RECORDED INFORMATION:
* * * * * * *

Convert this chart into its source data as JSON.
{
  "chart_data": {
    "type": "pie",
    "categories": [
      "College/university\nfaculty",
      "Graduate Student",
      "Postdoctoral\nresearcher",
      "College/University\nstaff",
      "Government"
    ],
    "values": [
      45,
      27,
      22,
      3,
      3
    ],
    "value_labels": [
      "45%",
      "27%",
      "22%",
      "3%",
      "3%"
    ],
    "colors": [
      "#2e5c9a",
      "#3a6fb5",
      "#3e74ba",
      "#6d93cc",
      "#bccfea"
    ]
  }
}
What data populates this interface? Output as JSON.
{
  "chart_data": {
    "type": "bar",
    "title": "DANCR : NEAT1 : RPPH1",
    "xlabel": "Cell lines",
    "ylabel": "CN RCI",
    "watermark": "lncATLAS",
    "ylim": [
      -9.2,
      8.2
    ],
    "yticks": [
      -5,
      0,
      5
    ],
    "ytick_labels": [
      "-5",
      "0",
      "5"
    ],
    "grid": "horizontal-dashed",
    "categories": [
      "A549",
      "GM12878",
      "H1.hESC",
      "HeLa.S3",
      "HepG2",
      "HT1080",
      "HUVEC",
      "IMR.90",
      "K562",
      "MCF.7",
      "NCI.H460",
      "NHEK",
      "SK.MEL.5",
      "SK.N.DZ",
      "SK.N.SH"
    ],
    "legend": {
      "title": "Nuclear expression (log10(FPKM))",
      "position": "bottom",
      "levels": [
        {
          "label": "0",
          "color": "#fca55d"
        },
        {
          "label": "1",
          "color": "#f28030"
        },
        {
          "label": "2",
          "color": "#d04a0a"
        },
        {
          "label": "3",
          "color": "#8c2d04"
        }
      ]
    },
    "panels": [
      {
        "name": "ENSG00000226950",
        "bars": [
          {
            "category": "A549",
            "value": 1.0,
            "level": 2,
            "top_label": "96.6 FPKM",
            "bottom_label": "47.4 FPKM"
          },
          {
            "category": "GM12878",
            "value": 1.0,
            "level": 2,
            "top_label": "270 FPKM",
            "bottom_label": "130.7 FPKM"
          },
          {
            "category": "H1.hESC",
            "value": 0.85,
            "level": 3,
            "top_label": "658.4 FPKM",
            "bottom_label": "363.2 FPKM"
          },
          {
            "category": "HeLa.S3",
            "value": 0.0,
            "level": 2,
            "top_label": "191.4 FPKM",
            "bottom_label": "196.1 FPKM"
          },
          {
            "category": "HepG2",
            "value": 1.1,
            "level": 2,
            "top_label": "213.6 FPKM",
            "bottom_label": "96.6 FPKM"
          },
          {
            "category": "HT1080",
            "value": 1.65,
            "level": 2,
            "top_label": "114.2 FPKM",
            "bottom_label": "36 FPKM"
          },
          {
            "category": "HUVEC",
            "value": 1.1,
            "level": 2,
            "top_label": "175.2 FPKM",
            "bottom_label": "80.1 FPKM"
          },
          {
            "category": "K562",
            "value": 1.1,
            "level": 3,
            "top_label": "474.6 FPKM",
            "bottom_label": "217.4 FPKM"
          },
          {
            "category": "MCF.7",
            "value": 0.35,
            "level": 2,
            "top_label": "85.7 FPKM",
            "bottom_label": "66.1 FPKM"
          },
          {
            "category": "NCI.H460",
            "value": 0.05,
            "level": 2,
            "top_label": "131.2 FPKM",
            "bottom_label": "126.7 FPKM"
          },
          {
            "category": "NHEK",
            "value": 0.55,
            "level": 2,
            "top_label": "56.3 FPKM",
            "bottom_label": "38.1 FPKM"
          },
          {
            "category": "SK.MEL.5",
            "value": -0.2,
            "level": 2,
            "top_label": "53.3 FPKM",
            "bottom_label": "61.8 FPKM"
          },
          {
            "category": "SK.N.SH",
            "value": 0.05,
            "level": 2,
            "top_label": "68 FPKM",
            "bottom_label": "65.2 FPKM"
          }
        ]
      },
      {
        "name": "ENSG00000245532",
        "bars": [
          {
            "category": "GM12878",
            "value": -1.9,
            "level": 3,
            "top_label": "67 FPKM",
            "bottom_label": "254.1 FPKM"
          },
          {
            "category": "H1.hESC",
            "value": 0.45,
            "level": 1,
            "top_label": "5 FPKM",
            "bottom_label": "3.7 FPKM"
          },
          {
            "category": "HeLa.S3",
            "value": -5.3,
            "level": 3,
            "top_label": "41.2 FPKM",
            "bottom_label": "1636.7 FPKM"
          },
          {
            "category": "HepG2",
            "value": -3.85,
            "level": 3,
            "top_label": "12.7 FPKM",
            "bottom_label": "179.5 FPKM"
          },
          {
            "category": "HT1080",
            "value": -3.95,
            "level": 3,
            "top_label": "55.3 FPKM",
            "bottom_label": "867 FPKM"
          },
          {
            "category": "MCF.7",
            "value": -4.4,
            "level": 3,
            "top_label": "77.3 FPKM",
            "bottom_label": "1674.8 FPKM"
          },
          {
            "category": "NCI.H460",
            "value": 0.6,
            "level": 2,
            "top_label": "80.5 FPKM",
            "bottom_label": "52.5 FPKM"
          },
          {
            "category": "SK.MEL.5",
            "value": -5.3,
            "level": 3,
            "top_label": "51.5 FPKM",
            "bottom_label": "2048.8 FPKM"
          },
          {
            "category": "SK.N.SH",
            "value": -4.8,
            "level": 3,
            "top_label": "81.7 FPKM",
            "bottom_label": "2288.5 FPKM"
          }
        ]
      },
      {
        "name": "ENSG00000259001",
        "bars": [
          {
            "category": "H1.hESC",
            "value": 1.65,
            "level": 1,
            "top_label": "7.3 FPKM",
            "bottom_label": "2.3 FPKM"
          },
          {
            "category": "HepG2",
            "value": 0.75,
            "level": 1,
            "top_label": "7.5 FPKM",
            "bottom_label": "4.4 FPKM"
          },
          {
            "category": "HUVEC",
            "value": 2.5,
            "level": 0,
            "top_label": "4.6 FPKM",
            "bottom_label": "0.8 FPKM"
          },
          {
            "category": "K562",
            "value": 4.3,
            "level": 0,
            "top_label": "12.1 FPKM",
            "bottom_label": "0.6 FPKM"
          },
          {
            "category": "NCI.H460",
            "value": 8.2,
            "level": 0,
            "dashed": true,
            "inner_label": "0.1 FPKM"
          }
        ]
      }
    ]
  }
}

* * * * * * *

SHORT EXERCISE: Give the number of lines in the entries that include the string "this", and nothing more.

OUTPUT OF THE TASK: 2